▶ _SHORT TASK_: Quote each of the following entries verbatim.

▶ _THE DATA_:
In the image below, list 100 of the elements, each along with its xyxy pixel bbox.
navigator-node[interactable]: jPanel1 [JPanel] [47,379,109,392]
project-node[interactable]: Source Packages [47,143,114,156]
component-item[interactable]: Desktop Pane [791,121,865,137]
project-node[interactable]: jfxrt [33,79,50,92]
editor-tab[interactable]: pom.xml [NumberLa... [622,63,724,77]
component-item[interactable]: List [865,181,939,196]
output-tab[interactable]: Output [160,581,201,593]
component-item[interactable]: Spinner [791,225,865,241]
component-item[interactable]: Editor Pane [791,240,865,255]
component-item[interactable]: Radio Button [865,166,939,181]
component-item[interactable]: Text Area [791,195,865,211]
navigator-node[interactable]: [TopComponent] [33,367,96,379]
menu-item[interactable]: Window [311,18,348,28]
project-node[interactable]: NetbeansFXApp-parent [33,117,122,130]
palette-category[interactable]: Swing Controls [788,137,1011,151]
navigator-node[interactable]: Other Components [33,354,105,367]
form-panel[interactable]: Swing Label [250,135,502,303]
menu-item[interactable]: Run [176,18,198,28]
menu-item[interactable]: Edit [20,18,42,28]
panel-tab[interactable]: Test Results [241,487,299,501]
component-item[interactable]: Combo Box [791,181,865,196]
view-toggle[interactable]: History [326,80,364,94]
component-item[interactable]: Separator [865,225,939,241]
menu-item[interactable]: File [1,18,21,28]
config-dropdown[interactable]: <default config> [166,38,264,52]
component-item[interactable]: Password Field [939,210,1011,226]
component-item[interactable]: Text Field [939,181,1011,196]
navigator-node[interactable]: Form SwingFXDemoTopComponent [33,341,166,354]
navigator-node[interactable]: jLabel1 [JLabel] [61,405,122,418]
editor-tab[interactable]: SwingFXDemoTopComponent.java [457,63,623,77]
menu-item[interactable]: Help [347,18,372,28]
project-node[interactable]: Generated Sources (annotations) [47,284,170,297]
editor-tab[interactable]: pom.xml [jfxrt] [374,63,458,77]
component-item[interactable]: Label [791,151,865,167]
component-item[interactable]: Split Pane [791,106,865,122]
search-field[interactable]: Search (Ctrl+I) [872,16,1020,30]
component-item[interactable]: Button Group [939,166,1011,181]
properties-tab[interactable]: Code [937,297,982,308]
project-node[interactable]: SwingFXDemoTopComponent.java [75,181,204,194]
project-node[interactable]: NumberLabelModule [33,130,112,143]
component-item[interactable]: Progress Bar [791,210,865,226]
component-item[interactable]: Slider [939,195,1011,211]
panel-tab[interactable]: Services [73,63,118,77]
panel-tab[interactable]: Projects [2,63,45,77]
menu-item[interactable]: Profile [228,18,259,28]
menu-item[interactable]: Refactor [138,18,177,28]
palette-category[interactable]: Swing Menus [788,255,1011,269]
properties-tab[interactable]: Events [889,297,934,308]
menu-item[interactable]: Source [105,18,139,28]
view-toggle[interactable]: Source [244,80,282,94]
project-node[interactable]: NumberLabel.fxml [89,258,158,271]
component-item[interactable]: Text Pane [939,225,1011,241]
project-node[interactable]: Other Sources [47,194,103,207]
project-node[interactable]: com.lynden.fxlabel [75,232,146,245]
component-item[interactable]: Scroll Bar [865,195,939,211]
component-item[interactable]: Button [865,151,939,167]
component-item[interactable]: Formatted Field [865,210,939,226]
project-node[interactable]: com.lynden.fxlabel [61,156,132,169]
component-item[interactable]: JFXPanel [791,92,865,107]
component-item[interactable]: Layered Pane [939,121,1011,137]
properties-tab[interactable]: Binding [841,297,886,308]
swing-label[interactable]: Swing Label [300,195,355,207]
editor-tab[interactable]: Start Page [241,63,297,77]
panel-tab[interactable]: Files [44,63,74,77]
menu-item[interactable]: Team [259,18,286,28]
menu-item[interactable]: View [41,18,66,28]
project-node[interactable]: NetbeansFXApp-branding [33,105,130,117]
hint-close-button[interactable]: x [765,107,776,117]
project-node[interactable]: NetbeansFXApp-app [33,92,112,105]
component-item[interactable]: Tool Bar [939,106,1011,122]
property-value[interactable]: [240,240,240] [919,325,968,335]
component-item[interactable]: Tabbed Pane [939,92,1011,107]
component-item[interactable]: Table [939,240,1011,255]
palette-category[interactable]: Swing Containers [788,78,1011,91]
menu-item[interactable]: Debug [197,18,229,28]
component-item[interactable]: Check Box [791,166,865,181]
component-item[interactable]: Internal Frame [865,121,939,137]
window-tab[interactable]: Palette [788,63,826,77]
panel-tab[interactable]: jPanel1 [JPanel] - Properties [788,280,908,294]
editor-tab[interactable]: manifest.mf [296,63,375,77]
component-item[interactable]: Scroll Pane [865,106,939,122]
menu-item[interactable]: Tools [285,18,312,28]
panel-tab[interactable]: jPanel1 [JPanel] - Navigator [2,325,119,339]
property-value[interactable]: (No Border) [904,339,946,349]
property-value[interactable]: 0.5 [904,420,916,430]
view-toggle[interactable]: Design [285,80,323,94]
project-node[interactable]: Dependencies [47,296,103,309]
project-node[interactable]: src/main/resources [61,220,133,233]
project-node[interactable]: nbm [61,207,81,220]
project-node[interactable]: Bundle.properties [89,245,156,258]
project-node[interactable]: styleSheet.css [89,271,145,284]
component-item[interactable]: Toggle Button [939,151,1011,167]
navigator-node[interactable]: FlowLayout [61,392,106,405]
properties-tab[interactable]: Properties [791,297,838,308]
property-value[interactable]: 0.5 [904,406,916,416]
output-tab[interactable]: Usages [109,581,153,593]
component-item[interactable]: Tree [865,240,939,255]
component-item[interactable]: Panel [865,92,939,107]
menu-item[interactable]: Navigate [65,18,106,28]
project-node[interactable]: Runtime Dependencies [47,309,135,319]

▶ _TASK OUTPUT_:
In the image below, list 100 of the elements, each along with its xyxy pixel bbox.
navigator-node[interactable]: jPanel1 [JPanel] [47,379,109,392]
project-node[interactable]: Source Packages [47,143,114,156]
component-item[interactable]: Desktop Pane [791,121,865,137]
project-node[interactable]: jfxrt [33,79,50,92]
editor-tab[interactable]: pom.xml [NumberLa... [622,63,724,77]
component-item[interactable]: List [865,181,939,196]
output-tab[interactable]: Output [160,581,201,593]
component-item[interactable]: Spinner [791,225,865,241]
component-item[interactable]: Editor Pane [791,240,865,255]
component-item[interactable]: Radio Button [865,166,939,181]
component-item[interactable]: Text Area [791,195,865,211]
navigator-node[interactable]: [TopComponent] [33,367,96,379]
menu-item[interactable]: Window [311,18,348,28]
project-node[interactable]: NetbeansFXApp-parent [33,117,122,130]
palette-category[interactable]: Swing Controls [788,137,1011,151]
navigator-node[interactable]: Other Components [33,354,105,367]
form-panel[interactable]: Swing Label [250,135,502,303]
menu-item[interactable]: Run [176,18,198,28]
menu-item[interactable]: Edit [20,18,42,28]
panel-tab[interactable]: Test Results [241,487,299,501]
component-item[interactable]: Combo Box [791,181,865,196]
view-toggle[interactable]: History [326,80,364,94]
component-item[interactable]: Separator [865,225,939,241]
menu-item[interactable]: File [1,18,21,28]
config-dropdown[interactable]: <default config> [166,38,264,52]
component-item[interactable]: Password Field [939,210,1011,226]
component-item[interactable]: Text Field [939,181,1011,196]
navigator-node[interactable]: Form SwingFXDemoTopComponent [33,341,166,354]
navigator-node[interactable]: jLabel1 [JLabel] [61,405,122,418]
editor-tab[interactable]: SwingFXDemoTopComponent.java [457,63,623,77]
menu-item[interactable]: Help [347,18,372,28]
project-node[interactable]: Generated Sources (annotations) [47,284,170,297]
editor-tab[interactable]: pom.xml [jfxrt] [374,63,458,77]
component-item[interactable]: Label [791,151,865,167]
component-item[interactable]: Split Pane [791,106,865,122]
search-field[interactable]: Search (Ctrl+I) [872,16,1020,30]
component-item[interactable]: Button Group [939,166,1011,181]
properties-tab[interactable]: Code [937,297,982,308]
project-node[interactable]: SwingFXDemoTopComponent.java [75,181,204,194]
project-node[interactable]: NumberLabelModule [33,130,112,143]
component-item[interactable]: Progress Bar [791,210,865,226]
component-item[interactable]: Slider [939,195,1011,211]
panel-tab[interactable]: Services [73,63,118,77]
panel-tab[interactable]: Projects [2,63,45,77]
menu-item[interactable]: Profile [228,18,259,28]
menu-item[interactable]: Refactor [138,18,177,28]
palette-category[interactable]: Swing Menus [788,255,1011,269]
properties-tab[interactable]: Events [889,297,934,308]
menu-item[interactable]: Source [105,18,139,28]
view-toggle[interactable]: Source [244,80,282,94]
project-node[interactable]: NumberLabel.fxml [89,258,158,271]
component-item[interactable]: Text Pane [939,225,1011,241]
project-node[interactable]: Other Sources [47,194,103,207]
project-node[interactable]: com.lynden.fxlabel [75,232,146,245]
component-item[interactable]: Scroll Bar [865,195,939,211]
component-item[interactable]: Button [865,151,939,167]
component-item[interactable]: Formatted Field [865,210,939,226]
project-node[interactable]: com.lynden.fxlabel [61,156,132,169]
component-item[interactable]: JFXPanel [791,92,865,107]
component-item[interactable]: Layered Pane [939,121,1011,137]
properties-tab[interactable]: Binding [841,297,886,308]
swing-label[interactable]: Swing Label [300,195,355,207]
editor-tab[interactable]: Start Page [241,63,297,77]
panel-tab[interactable]: Files [44,63,74,77]
menu-item[interactable]: Team [259,18,286,28]
menu-item[interactable]: View [41,18,66,28]
project-node[interactable]: NetbeansFXApp-branding [33,105,130,117]
hint-close-button[interactable]: x [765,107,776,117]
project-node[interactable]: NetbeansFXApp-app [33,92,112,105]
component-item[interactable]: Tool Bar [939,106,1011,122]
property-value[interactable]: [240,240,240] [919,325,968,335]
component-item[interactable]: Tabbed Pane [939,92,1011,107]
component-item[interactable]: Table [939,240,1011,255]
palette-category[interactable]: Swing Containers [788,78,1011,91]
menu-item[interactable]: Debug [197,18,229,28]
component-item[interactable]: Check Box [791,166,865,181]
component-item[interactable]: Internal Frame [865,121,939,137]
window-tab[interactable]: Palette [788,63,826,77]
panel-tab[interactable]: jPanel1 [JPanel] - Properties [788,280,908,294]
editor-tab[interactable]: manifest.mf [296,63,375,77]
component-item[interactable]: Scroll Pane [865,106,939,122]
menu-item[interactable]: Tools [285,18,312,28]
panel-tab[interactable]: jPanel1 [JPanel] - Navigator [2,325,119,339]
property-value[interactable]: (No Border) [904,339,946,349]
property-value[interactable]: 0.5 [904,420,916,430]
view-toggle[interactable]: Design [285,80,323,94]
project-node[interactable]: Dependencies [47,296,103,309]
project-node[interactable]: src/main/resources [61,220,133,233]
project-node[interactable]: nbm [61,207,81,220]
project-node[interactable]: Bundle.properties [89,245,156,258]
project-node[interactable]: styleSheet.css [89,271,145,284]
component-item[interactable]: Toggle Button [939,151,1011,167]
navigator-node[interactable]: FlowLayout [61,392,106,405]
properties-tab[interactable]: Properties [791,297,838,308]
property-value[interactable]: 0.5 [904,406,916,416]
output-tab[interactable]: Usages [109,581,153,593]
component-item[interactable]: Tree [865,240,939,255]
component-item[interactable]: Panel [865,92,939,107]
menu-item[interactable]: Navigate [65,18,106,28]
project-node[interactable]: Runtime Dependencies [47,309,135,319]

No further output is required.